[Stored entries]
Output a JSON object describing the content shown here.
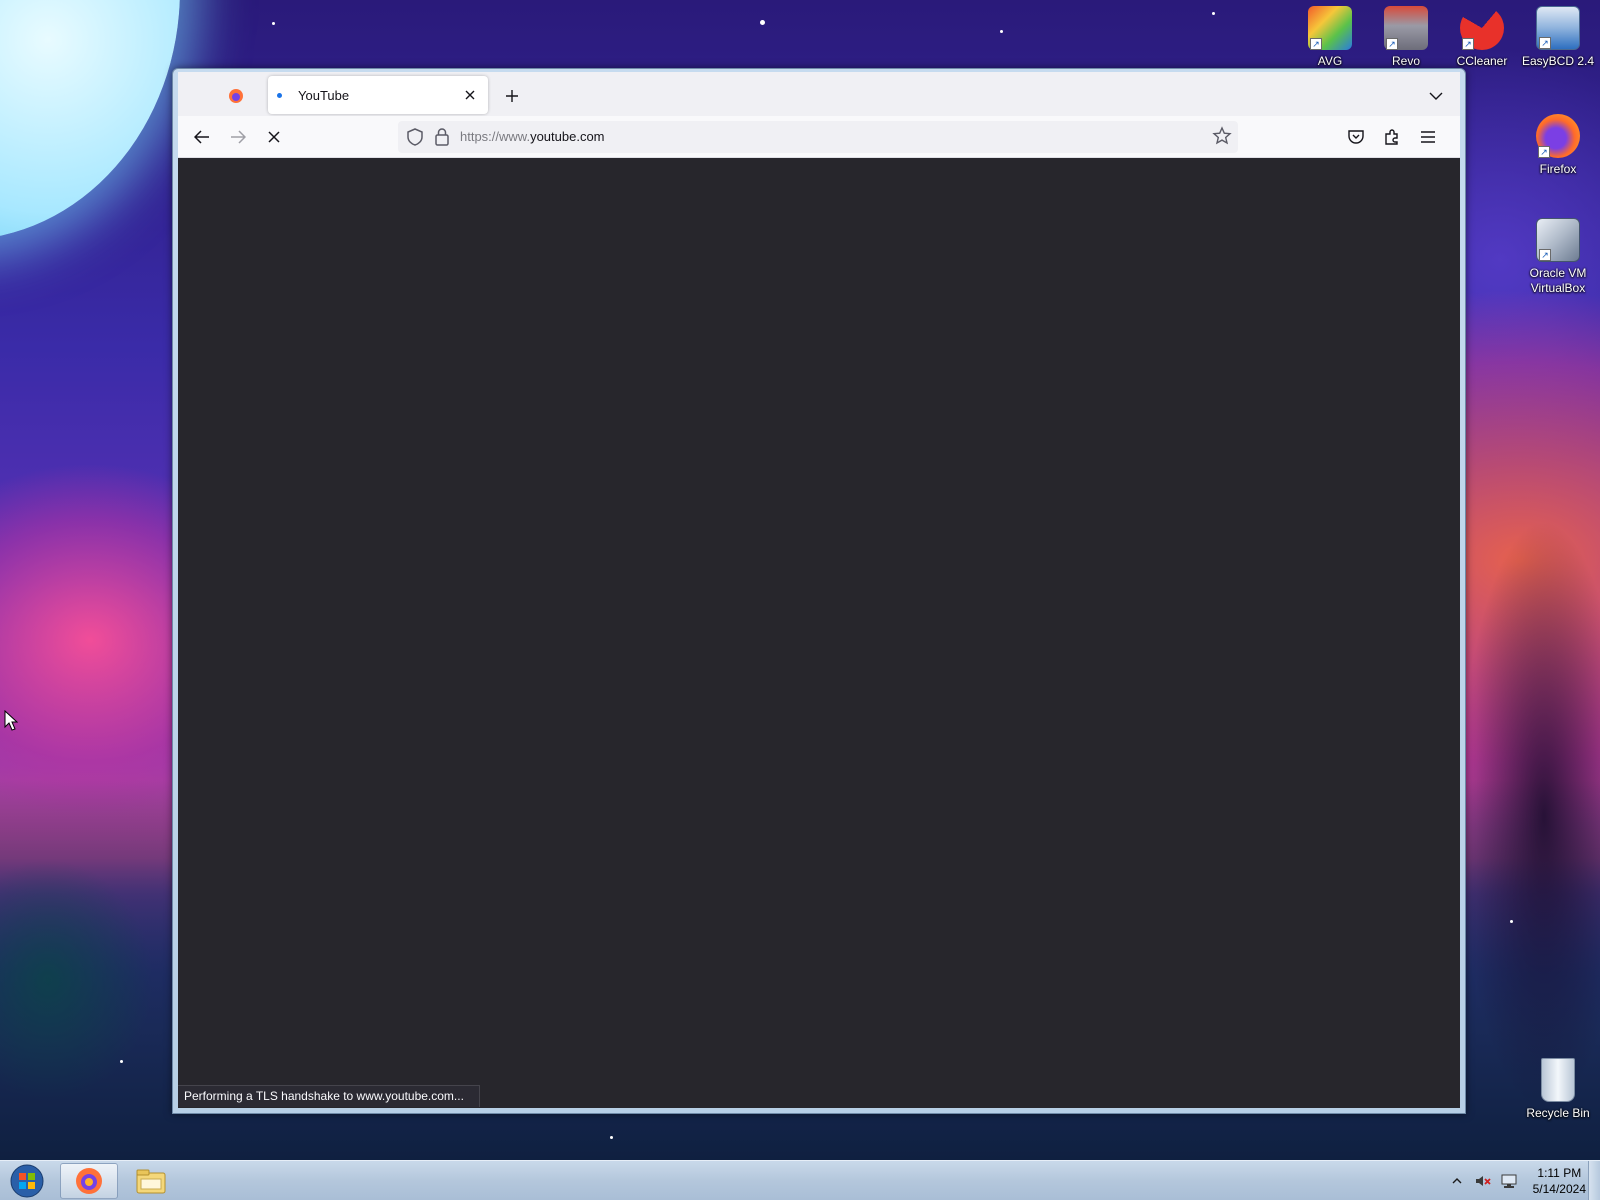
{
  "desktop": {
    "icons": [
      {
        "label": "AVG",
        "icon": "avg-icon"
      },
      {
        "label": "Revo",
        "icon": "revo-uninstaller-icon"
      },
      {
        "label": "CCleaner",
        "icon": "ccleaner-icon"
      },
      {
        "label": "EasyBCD 2.4",
        "icon": "easybcd-icon"
      },
      {
        "label": "Firefox",
        "icon": "firefox-icon"
      },
      {
        "label": "Oracle VM VirtualBox",
        "icon": "virtualbox-icon"
      },
      {
        "label": "Recycle Bin",
        "icon": "recycle-bin-icon"
      }
    ]
  },
  "browser": {
    "tabs": [
      {
        "title": "YouTube",
        "active": true
      }
    ],
    "url": {
      "prefix": "https://www.",
      "domain": "youtube.com"
    },
    "status_text": "Performing a TLS handshake to www.youtube.com...",
    "content_background": "#27262c"
  },
  "taskbar": {
    "items": [
      {
        "icon": "firefox-icon",
        "active": true
      },
      {
        "icon": "file-explorer-icon",
        "active": false
      }
    ],
    "clock": {
      "time": "1:11 PM",
      "date": "5/14/2024"
    }
  },
  "colors": {
    "accent": "#0060df",
    "tab_favicon": "#1a73e8",
    "close_button": "#c23a22"
  }
}
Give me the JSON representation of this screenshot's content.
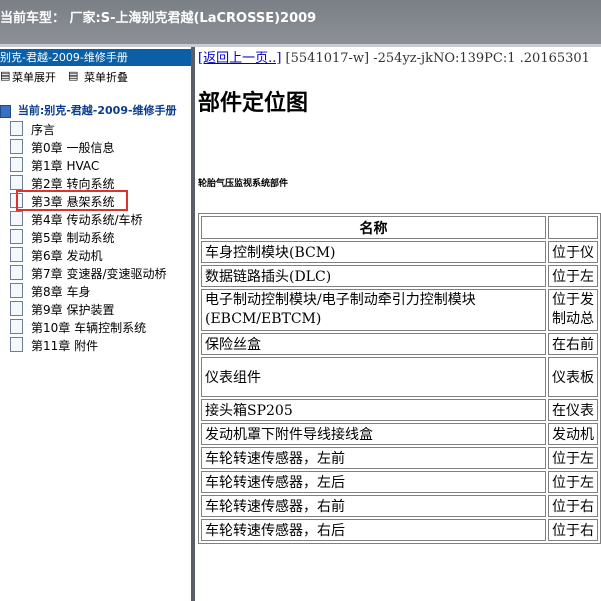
{
  "top_bar": {
    "title": "当前车型：  厂家:S-上海别克君越(LaCROSSE)2009"
  },
  "sidebar": {
    "header": "别克-君越-2009-维修手册",
    "toolbar": {
      "expand": "菜单展开",
      "collapse": "菜单折叠"
    },
    "root_label": "当前:别克-君越-2009-维修手册",
    "items": [
      {
        "label": "序言"
      },
      {
        "label": "第0章 一般信息"
      },
      {
        "label": "第1章 HVAC"
      },
      {
        "label": "第2章 转向系统"
      },
      {
        "label": "第3章 悬架系统"
      },
      {
        "label": "第4章 传动系统/车桥"
      },
      {
        "label": "第5章 制动系统"
      },
      {
        "label": "第6章 发动机"
      },
      {
        "label": "第7章 变速器/变速驱动桥"
      },
      {
        "label": "第8章 车身"
      },
      {
        "label": "第9章 保护装置"
      },
      {
        "label": "第10章 车辆控制系统"
      },
      {
        "label": "第11章 附件"
      }
    ],
    "highlight_color": "#e0322d"
  },
  "content": {
    "back_link": "[返回上一页..]",
    "breadcrumb_meta": " [5541017-w] -254yz-jkNO:139PC:1 .20165301",
    "page_title": "部件定位图",
    "section_title": "轮胎气压监视系统部件",
    "table": {
      "header": {
        "name": "名称",
        "location": ""
      },
      "rows": [
        {
          "name": "车身控制模块(BCM)",
          "location": "位于仪"
        },
        {
          "name": "数据链路插头(DLC)",
          "location": "位于左"
        },
        {
          "name": "电子制动控制模块/电子制动牵引力控制模块(EBCM/EBTCM)",
          "location": "位于发制动总"
        },
        {
          "name": "保险丝盒",
          "location": "在右前"
        },
        {
          "name": "仪表组件",
          "location": "仪表板"
        },
        {
          "name": "接头箱SP205",
          "location": "在仪表"
        },
        {
          "name": "发动机罩下附件导线接线盒",
          "location": "发动机"
        },
        {
          "name": "车轮转速传感器，左前",
          "location": "位于左"
        },
        {
          "name": "车轮转速传感器，左后",
          "location": "位于左"
        },
        {
          "name": "车轮转速传感器，右前",
          "location": "位于右"
        },
        {
          "name": "车轮转速传感器，右后",
          "location": "位于右"
        }
      ]
    }
  }
}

* [Work to complete] Repeat the material above word for word, please, apart from its images.

* [Solution to this exercise]
Output a JSON object describing the content shown here.
{
  "desktop": {
    "icons": [
      {
        "label": "AVG",
        "icon": "avg-icon"
      },
      {
        "label": "Revo",
        "icon": "revo-uninstaller-icon"
      },
      {
        "label": "CCleaner",
        "icon": "ccleaner-icon"
      },
      {
        "label": "EasyBCD 2.4",
        "icon": "easybcd-icon"
      },
      {
        "label": "Firefox",
        "icon": "firefox-icon"
      },
      {
        "label": "Oracle VM VirtualBox",
        "icon": "virtualbox-icon"
      },
      {
        "label": "Recycle Bin",
        "icon": "recycle-bin-icon"
      }
    ]
  },
  "browser": {
    "tabs": [
      {
        "title": "YouTube",
        "active": true
      }
    ],
    "url": {
      "prefix": "https://www.",
      "domain": "youtube.com"
    },
    "status_text": "Performing a TLS handshake to www.youtube.com...",
    "content_background": "#27262c"
  },
  "taskbar": {
    "items": [
      {
        "icon": "firefox-icon",
        "active": true
      },
      {
        "icon": "file-explorer-icon",
        "active": false
      }
    ],
    "clock": {
      "time": "1:11 PM",
      "date": "5/14/2024"
    }
  },
  "colors": {
    "accent": "#0060df",
    "tab_favicon": "#1a73e8",
    "close_button": "#c23a22"
  }
}
Give me the JSON representation of this screenshot's content.
{
  "top_bar": {
    "title": "当前车型：  厂家:S-上海别克君越(LaCROSSE)2009"
  },
  "sidebar": {
    "header": "别克-君越-2009-维修手册",
    "toolbar": {
      "expand": "菜单展开",
      "collapse": "菜单折叠"
    },
    "root_label": "当前:别克-君越-2009-维修手册",
    "items": [
      {
        "label": "序言"
      },
      {
        "label": "第0章 一般信息"
      },
      {
        "label": "第1章 HVAC"
      },
      {
        "label": "第2章 转向系统"
      },
      {
        "label": "第3章 悬架系统"
      },
      {
        "label": "第4章 传动系统/车桥"
      },
      {
        "label": "第5章 制动系统"
      },
      {
        "label": "第6章 发动机"
      },
      {
        "label": "第7章 变速器/变速驱动桥"
      },
      {
        "label": "第8章 车身"
      },
      {
        "label": "第9章 保护装置"
      },
      {
        "label": "第10章 车辆控制系统"
      },
      {
        "label": "第11章 附件"
      }
    ],
    "highlight_color": "#e0322d"
  },
  "content": {
    "back_link": "[返回上一页..]",
    "breadcrumb_meta": " [5541017-w] -254yz-jkNO:139PC:1 .20165301",
    "page_title": "部件定位图",
    "section_title": "轮胎气压监视系统部件",
    "table": {
      "header": {
        "name": "名称",
        "location": ""
      },
      "rows": [
        {
          "name": "车身控制模块(BCM)",
          "location": "位于仪"
        },
        {
          "name": "数据链路插头(DLC)",
          "location": "位于左"
        },
        {
          "name": "电子制动控制模块/电子制动牵引力控制模块(EBCM/EBTCM)",
          "location": "位于发制动总"
        },
        {
          "name": "保险丝盒",
          "location": "在右前"
        },
        {
          "name": "仪表组件",
          "location": "仪表板"
        },
        {
          "name": "接头箱SP205",
          "location": "在仪表"
        },
        {
          "name": "发动机罩下附件导线接线盒",
          "location": "发动机"
        },
        {
          "name": "车轮转速传感器，左前",
          "location": "位于左"
        },
        {
          "name": "车轮转速传感器，左后",
          "location": "位于左"
        },
        {
          "name": "车轮转速传感器，右前",
          "location": "位于右"
        },
        {
          "name": "车轮转速传感器，右后",
          "location": "位于右"
        }
      ]
    }
  }
}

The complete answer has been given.